Data entries
########################################
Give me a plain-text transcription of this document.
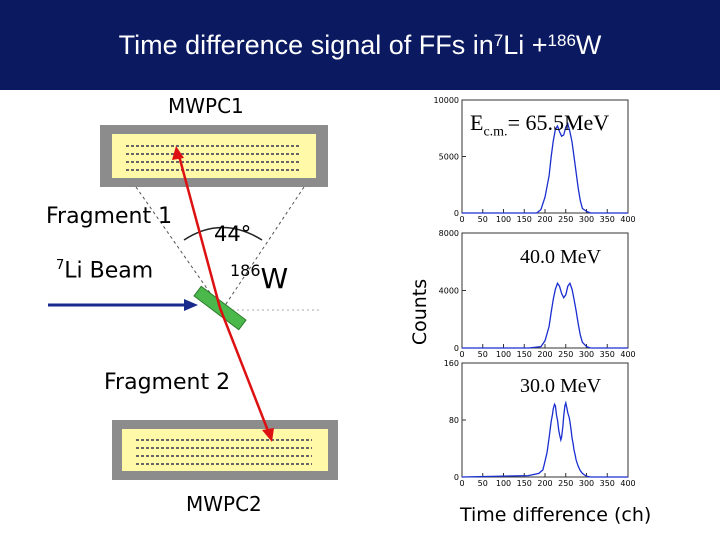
Time difference signal of FFs in $^7$ Li + $^{186}$ W
MWPC1
MWPC2
Fragment 1
Fragment 2
$^7$Li Beam
44°
$^{186}$W
Counts
Time difference (ch)
0 50 100 150 200 250 300 350 400
0
5000
10000
0 50 100 150 200 250 300 350 400
0
4000
8000
0 50 100 150 200 250 300 350 400
0
80
160
$E_{c.m.}= 65.5MeV$
40.0 MeV
30.0 MeV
########################################
PROMPT: Quote the material in full and exactly; do not carry over its pictures.

RESPONSE:
Give me a plain-text transcription of this document.
Time difference signal of FFs in $^7$ Li + $^{186}$ W
MWPC1
MWPC2
Fragment 1
Fragment 2
$^7$Li Beam
44°
$^{186}$W
Counts
Time difference (ch)
0 50 100 150 200 250 300 350 400
0
5000
10000
0 50 100 150 200 250 300 350 400
0
4000
8000
0 50 100 150 200 250 300 350 400
0
80
160
$E_{c.m.}= 65.5MeV$
40.0 MeV
30.0 MeV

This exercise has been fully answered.